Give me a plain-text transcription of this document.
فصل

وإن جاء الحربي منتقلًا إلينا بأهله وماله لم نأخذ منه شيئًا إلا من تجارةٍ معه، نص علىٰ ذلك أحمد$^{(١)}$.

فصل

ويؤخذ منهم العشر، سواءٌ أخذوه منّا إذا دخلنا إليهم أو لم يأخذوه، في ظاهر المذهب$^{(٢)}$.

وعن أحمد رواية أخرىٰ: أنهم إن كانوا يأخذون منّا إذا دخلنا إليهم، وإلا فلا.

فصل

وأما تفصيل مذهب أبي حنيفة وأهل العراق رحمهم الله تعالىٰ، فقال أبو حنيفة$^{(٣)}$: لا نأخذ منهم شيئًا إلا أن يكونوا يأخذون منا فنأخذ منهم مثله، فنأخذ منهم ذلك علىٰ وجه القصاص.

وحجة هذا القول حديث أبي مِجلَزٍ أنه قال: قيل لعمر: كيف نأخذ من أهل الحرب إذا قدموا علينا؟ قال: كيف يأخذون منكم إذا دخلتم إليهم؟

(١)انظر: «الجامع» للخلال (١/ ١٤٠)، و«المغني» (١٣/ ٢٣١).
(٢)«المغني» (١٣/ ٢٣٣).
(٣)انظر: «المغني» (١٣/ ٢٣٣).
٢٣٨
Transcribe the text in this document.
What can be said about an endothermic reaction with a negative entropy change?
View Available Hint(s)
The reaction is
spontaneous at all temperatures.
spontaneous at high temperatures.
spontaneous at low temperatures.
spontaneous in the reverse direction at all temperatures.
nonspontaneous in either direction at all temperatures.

- - - - - - -

Output the full listing exactly as it stands.

Give me a plain-text transcription of this document.
فصل

وإن جاء الحربي منتقلًا إلينا بأهله وماله لم نأخذ منه شيئًا إلا من تجارةٍ معه، نص علىٰ ذلك أحمد$^{(١)}$.

فصل

ويؤخذ منهم العشر، سواءٌ أخذوه منّا إذا دخلنا إليهم أو لم يأخذوه، في ظاهر المذهب$^{(٢)}$.

وعن أحمد رواية أخرىٰ: أنهم إن كانوا يأخذون منّا إذا دخلنا إليهم، وإلا فلا.

فصل

وأما تفصيل مذهب أبي حنيفة وأهل العراق رحمهم الله تعالىٰ، فقال أبو حنيفة$^{(٣)}$: لا نأخذ منهم شيئًا إلا أن يكونوا يأخذون منا فنأخذ منهم مثله، فنأخذ منهم ذلك علىٰ وجه القصاص.

وحجة هذا القول حديث أبي مِجلَزٍ أنه قال: قيل لعمر: كيف نأخذ من أهل الحرب إذا قدموا علينا؟ قال: كيف يأخذون منكم إذا دخلتم إليهم؟

(١)انظر: «الجامع» للخلال (١/ ١٤٠)، و«المغني» (١٣/ ٢٣١).
(٢)«المغني» (١٣/ ٢٣٣).
(٣)انظر: «المغني» (١٣/ ٢٣٣).
٢٣٨
Transcribe the text in this document.
What can be said about an endothermic reaction with a negative entropy change?
View Available Hint(s)
The reaction is
spontaneous at all temperatures.
spontaneous at high temperatures.
spontaneous at low temperatures.
spontaneous in the reverse direction at all temperatures.
nonspontaneous in either direction at all temperatures.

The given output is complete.